> **Stated goal**
Lines containing the word "Compressed" should be extracted in full.

(Items from a data source)
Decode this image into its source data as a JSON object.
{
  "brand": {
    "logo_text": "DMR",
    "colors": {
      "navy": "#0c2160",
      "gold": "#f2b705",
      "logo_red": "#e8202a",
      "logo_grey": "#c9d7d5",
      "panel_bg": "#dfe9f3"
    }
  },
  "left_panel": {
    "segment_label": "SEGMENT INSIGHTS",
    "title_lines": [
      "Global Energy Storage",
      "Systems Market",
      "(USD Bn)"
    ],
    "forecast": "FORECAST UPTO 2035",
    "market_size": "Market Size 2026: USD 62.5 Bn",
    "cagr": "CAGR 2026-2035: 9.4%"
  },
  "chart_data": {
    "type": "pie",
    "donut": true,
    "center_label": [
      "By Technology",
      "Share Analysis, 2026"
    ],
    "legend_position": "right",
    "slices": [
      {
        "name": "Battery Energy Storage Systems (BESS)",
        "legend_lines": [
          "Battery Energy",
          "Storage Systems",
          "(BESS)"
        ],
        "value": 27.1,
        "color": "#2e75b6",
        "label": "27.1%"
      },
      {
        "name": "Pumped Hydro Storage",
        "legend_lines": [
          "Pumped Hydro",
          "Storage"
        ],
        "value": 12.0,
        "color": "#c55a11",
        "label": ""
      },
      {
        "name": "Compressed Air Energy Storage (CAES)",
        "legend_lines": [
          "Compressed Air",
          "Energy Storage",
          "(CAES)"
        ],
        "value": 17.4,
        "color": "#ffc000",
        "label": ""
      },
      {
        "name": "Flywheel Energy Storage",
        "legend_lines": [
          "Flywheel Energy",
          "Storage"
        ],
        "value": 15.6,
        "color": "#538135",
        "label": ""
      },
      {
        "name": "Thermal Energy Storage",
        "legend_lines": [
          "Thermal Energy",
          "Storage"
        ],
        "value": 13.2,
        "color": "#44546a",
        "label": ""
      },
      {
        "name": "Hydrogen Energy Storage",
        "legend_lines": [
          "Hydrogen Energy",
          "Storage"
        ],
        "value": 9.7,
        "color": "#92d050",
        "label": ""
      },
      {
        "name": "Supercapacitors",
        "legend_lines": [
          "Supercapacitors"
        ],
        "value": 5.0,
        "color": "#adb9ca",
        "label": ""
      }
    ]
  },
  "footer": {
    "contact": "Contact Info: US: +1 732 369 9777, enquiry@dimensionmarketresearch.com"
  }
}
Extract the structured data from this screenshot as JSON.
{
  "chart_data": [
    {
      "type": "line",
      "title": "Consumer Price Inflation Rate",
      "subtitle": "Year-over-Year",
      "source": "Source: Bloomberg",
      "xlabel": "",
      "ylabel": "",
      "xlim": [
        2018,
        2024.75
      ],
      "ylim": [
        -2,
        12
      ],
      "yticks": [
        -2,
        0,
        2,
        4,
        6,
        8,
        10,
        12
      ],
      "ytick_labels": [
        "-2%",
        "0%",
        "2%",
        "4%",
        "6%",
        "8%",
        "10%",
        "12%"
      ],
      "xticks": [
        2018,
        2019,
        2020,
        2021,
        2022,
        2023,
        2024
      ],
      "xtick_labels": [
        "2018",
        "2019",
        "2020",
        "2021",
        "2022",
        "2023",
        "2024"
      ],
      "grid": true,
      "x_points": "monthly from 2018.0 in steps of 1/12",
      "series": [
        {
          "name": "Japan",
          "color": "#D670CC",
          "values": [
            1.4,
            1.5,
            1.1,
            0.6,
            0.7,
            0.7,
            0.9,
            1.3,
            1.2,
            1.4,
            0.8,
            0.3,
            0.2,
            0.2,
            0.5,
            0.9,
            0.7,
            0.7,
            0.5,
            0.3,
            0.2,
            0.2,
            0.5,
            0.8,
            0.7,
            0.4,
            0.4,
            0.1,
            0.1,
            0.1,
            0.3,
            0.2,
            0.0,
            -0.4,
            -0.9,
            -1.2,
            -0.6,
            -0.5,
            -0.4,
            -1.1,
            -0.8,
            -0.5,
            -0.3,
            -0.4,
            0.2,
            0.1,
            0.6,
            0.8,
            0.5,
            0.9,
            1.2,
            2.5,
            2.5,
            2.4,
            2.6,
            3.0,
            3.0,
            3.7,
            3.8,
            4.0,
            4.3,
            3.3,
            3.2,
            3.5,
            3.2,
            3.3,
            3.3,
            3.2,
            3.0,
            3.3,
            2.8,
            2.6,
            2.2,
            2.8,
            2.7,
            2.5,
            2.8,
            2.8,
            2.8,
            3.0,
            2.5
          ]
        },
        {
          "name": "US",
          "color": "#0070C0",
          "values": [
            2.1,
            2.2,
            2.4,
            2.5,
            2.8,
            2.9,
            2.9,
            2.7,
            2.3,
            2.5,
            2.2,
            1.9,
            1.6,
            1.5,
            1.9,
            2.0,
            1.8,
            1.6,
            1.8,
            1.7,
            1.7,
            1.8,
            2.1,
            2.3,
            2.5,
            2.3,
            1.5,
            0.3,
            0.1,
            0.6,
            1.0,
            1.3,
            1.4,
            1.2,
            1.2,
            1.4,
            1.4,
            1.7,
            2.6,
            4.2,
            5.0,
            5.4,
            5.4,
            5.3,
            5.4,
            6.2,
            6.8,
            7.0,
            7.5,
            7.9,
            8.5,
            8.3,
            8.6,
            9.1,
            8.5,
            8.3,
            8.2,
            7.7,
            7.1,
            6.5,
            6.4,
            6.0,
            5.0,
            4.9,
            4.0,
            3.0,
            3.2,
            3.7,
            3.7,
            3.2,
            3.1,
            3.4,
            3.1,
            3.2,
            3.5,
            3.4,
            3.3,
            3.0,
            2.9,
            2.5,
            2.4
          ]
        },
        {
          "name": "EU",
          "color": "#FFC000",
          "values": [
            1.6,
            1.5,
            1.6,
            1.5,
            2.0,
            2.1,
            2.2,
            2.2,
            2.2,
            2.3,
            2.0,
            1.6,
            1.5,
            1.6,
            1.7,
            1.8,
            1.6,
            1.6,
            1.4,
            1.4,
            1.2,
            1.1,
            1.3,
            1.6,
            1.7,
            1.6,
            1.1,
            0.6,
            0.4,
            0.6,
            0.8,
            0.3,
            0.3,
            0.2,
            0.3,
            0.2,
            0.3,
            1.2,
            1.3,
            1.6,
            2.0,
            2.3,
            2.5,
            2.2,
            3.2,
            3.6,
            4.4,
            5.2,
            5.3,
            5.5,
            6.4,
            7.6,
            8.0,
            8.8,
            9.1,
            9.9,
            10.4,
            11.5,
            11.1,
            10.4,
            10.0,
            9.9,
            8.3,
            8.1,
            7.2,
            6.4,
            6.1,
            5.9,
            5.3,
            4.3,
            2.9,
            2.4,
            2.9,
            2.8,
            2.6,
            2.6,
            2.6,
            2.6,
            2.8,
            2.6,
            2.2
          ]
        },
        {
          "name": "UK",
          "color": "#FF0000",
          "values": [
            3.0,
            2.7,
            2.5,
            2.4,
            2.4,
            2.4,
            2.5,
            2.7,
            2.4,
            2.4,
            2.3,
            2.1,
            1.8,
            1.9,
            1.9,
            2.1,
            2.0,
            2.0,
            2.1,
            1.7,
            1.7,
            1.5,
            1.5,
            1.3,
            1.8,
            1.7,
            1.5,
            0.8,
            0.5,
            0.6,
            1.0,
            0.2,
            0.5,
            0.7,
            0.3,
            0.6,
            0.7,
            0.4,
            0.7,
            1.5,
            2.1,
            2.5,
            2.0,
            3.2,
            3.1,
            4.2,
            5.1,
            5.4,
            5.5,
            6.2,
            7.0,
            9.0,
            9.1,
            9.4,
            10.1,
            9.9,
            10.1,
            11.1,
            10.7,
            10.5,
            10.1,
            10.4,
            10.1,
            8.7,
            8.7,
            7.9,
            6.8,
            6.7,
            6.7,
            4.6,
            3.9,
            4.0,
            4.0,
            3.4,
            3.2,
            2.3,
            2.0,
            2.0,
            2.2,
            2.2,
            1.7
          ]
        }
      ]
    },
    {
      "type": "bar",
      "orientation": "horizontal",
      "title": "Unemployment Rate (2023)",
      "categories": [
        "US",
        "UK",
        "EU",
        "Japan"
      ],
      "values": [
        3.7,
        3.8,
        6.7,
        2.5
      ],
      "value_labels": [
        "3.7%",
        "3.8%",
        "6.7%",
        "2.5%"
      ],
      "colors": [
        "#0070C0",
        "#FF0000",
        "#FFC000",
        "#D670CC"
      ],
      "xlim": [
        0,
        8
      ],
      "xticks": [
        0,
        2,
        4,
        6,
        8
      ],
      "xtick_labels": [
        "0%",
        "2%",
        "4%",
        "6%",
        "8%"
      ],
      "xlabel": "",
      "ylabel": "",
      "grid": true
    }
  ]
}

> **Reply to the exercise**
        "name": "Compressed Air Energy Storage (CAES)",
          "Compressed Air",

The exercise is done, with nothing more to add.